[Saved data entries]
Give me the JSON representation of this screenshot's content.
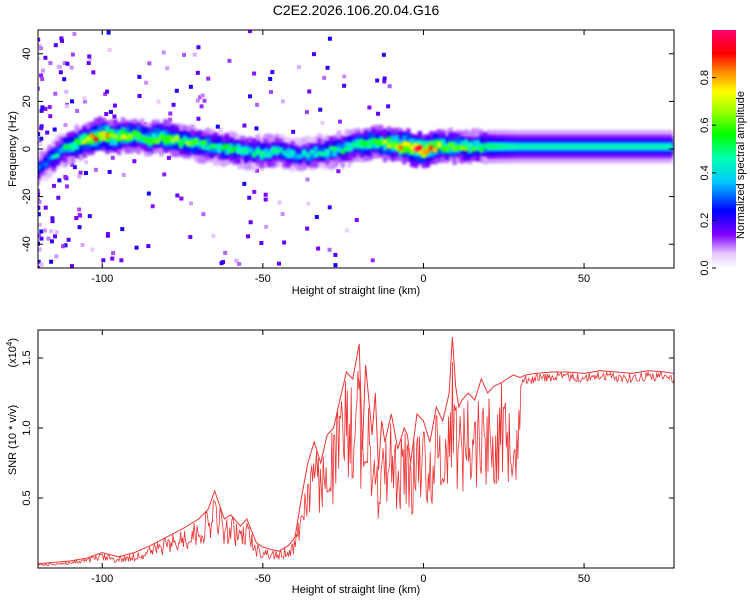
{
  "title": "C2E2.2026.106.20.04.G16",
  "chart_data": [
    {
      "type": "heatmap",
      "xlabel": "Height of straight line (km)",
      "ylabel": "Frequency (Hz)",
      "xlim": [
        -120,
        78
      ],
      "ylim": [
        -50,
        50
      ],
      "x_ticks": [
        -100,
        -50,
        0,
        50
      ],
      "y_ticks": [
        -40,
        -20,
        0,
        20,
        40
      ],
      "colorbar": {
        "label": "Normalized spectral amplitude",
        "range": [
          0,
          1
        ],
        "ticks": [
          0.0,
          0.2,
          0.4,
          0.6,
          0.8
        ]
      },
      "ridge": {
        "x": [
          -120,
          -112,
          -105,
          -100,
          -95,
          -90,
          -85,
          -80,
          -75,
          -70,
          -65,
          -60,
          -55,
          -50,
          -45,
          -40,
          -35,
          -30,
          -25,
          -20,
          -15,
          -10,
          -5,
          -2,
          0,
          2,
          5,
          8,
          10,
          20,
          30,
          40,
          50,
          60,
          70,
          78
        ],
        "frequency": [
          -8,
          0,
          4,
          6,
          5,
          6,
          4,
          5,
          3,
          2,
          1,
          0,
          -1,
          -2,
          -1,
          -3,
          -2,
          -1,
          0,
          2,
          3,
          2,
          1,
          0,
          -1,
          0,
          1,
          1,
          1,
          1,
          1,
          1,
          1,
          1,
          1,
          1
        ],
        "amplitude": [
          0.3,
          0.45,
          0.7,
          0.85,
          0.7,
          0.6,
          0.6,
          0.65,
          0.6,
          0.55,
          0.5,
          0.5,
          0.45,
          0.5,
          0.45,
          0.4,
          0.4,
          0.45,
          0.5,
          0.55,
          0.6,
          0.7,
          0.85,
          0.9,
          0.9,
          0.85,
          0.7,
          0.6,
          0.6,
          0.5,
          0.45,
          0.45,
          0.45,
          0.45,
          0.45,
          0.45
        ]
      }
    },
    {
      "type": "line",
      "xlabel": "Height of straight line (km)",
      "ylabel": "SNR (10 * v/v)",
      "y_multiplier": "(x10",
      "y_multiplier_exp": "4",
      "y_multiplier_close": ")",
      "xlim": [
        -120,
        78
      ],
      "ylim": [
        0,
        17000
      ],
      "x_ticks": [
        -100,
        -50,
        0,
        50
      ],
      "y_ticks": [
        5000,
        10000,
        15000
      ],
      "y_tick_labels": [
        "0.5",
        "1.0",
        "1.5"
      ],
      "color": "#ee3333",
      "series": [
        {
          "x": [
            -120,
            -110,
            -105,
            -100,
            -95,
            -90,
            -85,
            -80,
            -75,
            -70,
            -67,
            -65,
            -62,
            -60,
            -57,
            -55,
            -52,
            -50,
            -47,
            -45,
            -42,
            -40,
            -38,
            -36,
            -34,
            -32,
            -30,
            -28,
            -26,
            -24,
            -22,
            -20,
            -19,
            -18,
            -16,
            -15,
            -14,
            -13,
            -12,
            -10,
            -8,
            -6,
            -5,
            -4,
            -2,
            0,
            2,
            4,
            6,
            8,
            9,
            10,
            11,
            12,
            14,
            16,
            18,
            20,
            22,
            24,
            26,
            28,
            30,
            32,
            35,
            40,
            45,
            50,
            55,
            60,
            65,
            70,
            75,
            78
          ],
          "y": [
            300,
            500,
            700,
            1100,
            800,
            1100,
            1600,
            2200,
            2800,
            3500,
            4200,
            5500,
            3500,
            3800,
            3000,
            3500,
            1800,
            1500,
            1300,
            1200,
            1600,
            2200,
            5000,
            7500,
            9000,
            7500,
            9500,
            10000,
            12000,
            14000,
            13500,
            16000,
            8500,
            14500,
            9500,
            12500,
            7000,
            10500,
            9000,
            11000,
            8500,
            10000,
            9500,
            7500,
            11000,
            10500,
            9000,
            11500,
            10500,
            12500,
            16500,
            13000,
            11500,
            12000,
            12500,
            12000,
            13500,
            12500,
            13000,
            13200,
            13500,
            13800,
            13600,
            13800,
            13900,
            14000,
            14000,
            13900,
            14100,
            14000,
            13900,
            14100,
            14000,
            13900
          ]
        }
      ]
    }
  ]
}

[Given request]: Copy out each line exactly, without the pictures.

[Answer to the problem]:
Give me the JSON representation of this screenshot's content.
{
  "title": "C2E2.2026.106.20.04.G16",
  "chart_data": [
    {
      "type": "heatmap",
      "xlabel": "Height of straight line (km)",
      "ylabel": "Frequency (Hz)",
      "xlim": [
        -120,
        78
      ],
      "ylim": [
        -50,
        50
      ],
      "x_ticks": [
        -100,
        -50,
        0,
        50
      ],
      "y_ticks": [
        -40,
        -20,
        0,
        20,
        40
      ],
      "colorbar": {
        "label": "Normalized spectral amplitude",
        "range": [
          0,
          1
        ],
        "ticks": [
          0.0,
          0.2,
          0.4,
          0.6,
          0.8
        ]
      },
      "ridge": {
        "x": [
          -120,
          -112,
          -105,
          -100,
          -95,
          -90,
          -85,
          -80,
          -75,
          -70,
          -65,
          -60,
          -55,
          -50,
          -45,
          -40,
          -35,
          -30,
          -25,
          -20,
          -15,
          -10,
          -5,
          -2,
          0,
          2,
          5,
          8,
          10,
          20,
          30,
          40,
          50,
          60,
          70,
          78
        ],
        "frequency": [
          -8,
          0,
          4,
          6,
          5,
          6,
          4,
          5,
          3,
          2,
          1,
          0,
          -1,
          -2,
          -1,
          -3,
          -2,
          -1,
          0,
          2,
          3,
          2,
          1,
          0,
          -1,
          0,
          1,
          1,
          1,
          1,
          1,
          1,
          1,
          1,
          1,
          1
        ],
        "amplitude": [
          0.3,
          0.45,
          0.7,
          0.85,
          0.7,
          0.6,
          0.6,
          0.65,
          0.6,
          0.55,
          0.5,
          0.5,
          0.45,
          0.5,
          0.45,
          0.4,
          0.4,
          0.45,
          0.5,
          0.55,
          0.6,
          0.7,
          0.85,
          0.9,
          0.9,
          0.85,
          0.7,
          0.6,
          0.6,
          0.5,
          0.45,
          0.45,
          0.45,
          0.45,
          0.45,
          0.45
        ]
      }
    },
    {
      "type": "line",
      "xlabel": "Height of straight line (km)",
      "ylabel": "SNR (10 * v/v)",
      "y_multiplier": "(x10",
      "y_multiplier_exp": "4",
      "y_multiplier_close": ")",
      "xlim": [
        -120,
        78
      ],
      "ylim": [
        0,
        17000
      ],
      "x_ticks": [
        -100,
        -50,
        0,
        50
      ],
      "y_ticks": [
        5000,
        10000,
        15000
      ],
      "y_tick_labels": [
        "0.5",
        "1.0",
        "1.5"
      ],
      "color": "#ee3333",
      "series": [
        {
          "x": [
            -120,
            -110,
            -105,
            -100,
            -95,
            -90,
            -85,
            -80,
            -75,
            -70,
            -67,
            -65,
            -62,
            -60,
            -57,
            -55,
            -52,
            -50,
            -47,
            -45,
            -42,
            -40,
            -38,
            -36,
            -34,
            -32,
            -30,
            -28,
            -26,
            -24,
            -22,
            -20,
            -19,
            -18,
            -16,
            -15,
            -14,
            -13,
            -12,
            -10,
            -8,
            -6,
            -5,
            -4,
            -2,
            0,
            2,
            4,
            6,
            8,
            9,
            10,
            11,
            12,
            14,
            16,
            18,
            20,
            22,
            24,
            26,
            28,
            30,
            32,
            35,
            40,
            45,
            50,
            55,
            60,
            65,
            70,
            75,
            78
          ],
          "y": [
            300,
            500,
            700,
            1100,
            800,
            1100,
            1600,
            2200,
            2800,
            3500,
            4200,
            5500,
            3500,
            3800,
            3000,
            3500,
            1800,
            1500,
            1300,
            1200,
            1600,
            2200,
            5000,
            7500,
            9000,
            7500,
            9500,
            10000,
            12000,
            14000,
            13500,
            16000,
            8500,
            14500,
            9500,
            12500,
            7000,
            10500,
            9000,
            11000,
            8500,
            10000,
            9500,
            7500,
            11000,
            10500,
            9000,
            11500,
            10500,
            12500,
            16500,
            13000,
            11500,
            12000,
            12500,
            12000,
            13500,
            12500,
            13000,
            13200,
            13500,
            13800,
            13600,
            13800,
            13900,
            14000,
            14000,
            13900,
            14100,
            14000,
            13900,
            14100,
            14000,
            13900
          ]
        }
      ]
    }
  ]
}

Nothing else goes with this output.